# What you will do
Transcribe all of the records word for word, but omit the pictures.

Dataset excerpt
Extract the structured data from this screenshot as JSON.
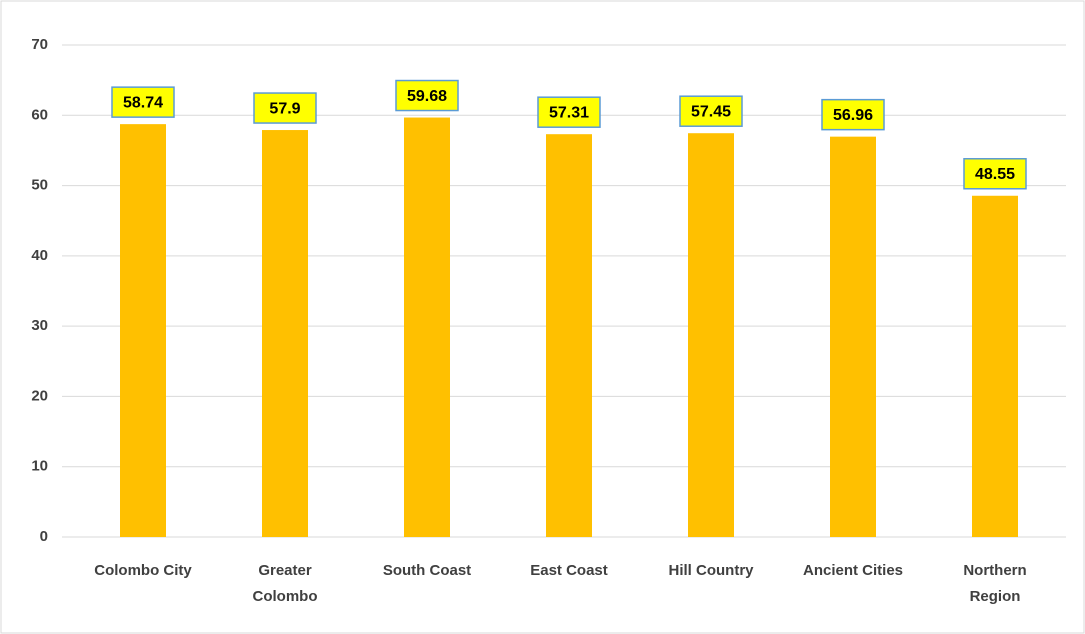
{
  "chart_data": {
    "type": "bar",
    "categories": [
      "Colombo City",
      "Greater Colombo",
      "South Coast",
      "East Coast",
      "Hill Country",
      "Ancient Cities",
      "Northern Region"
    ],
    "values": [
      58.74,
      57.9,
      59.68,
      57.31,
      57.45,
      56.96,
      48.55
    ],
    "color": "#ffc000",
    "label_color": "#ffff00",
    "ylim": [
      0,
      70
    ],
    "yticks": [
      0,
      10,
      20,
      30,
      40,
      50,
      60,
      70
    ],
    "grid": true
  }
}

# Reply
Extract the structured data from this screenshot as JSON.
{
  "chart_data": {
    "type": "bar",
    "categories": [
      "Colombo City",
      "Greater Colombo",
      "South Coast",
      "East Coast",
      "Hill Country",
      "Ancient Cities",
      "Northern Region"
    ],
    "values": [
      58.74,
      57.9,
      59.68,
      57.31,
      57.45,
      56.96,
      48.55
    ],
    "color": "#ffc000",
    "label_color": "#ffff00",
    "ylim": [
      0,
      70
    ],
    "yticks": [
      0,
      10,
      20,
      30,
      40,
      50,
      60,
      70
    ],
    "grid": true
  }
}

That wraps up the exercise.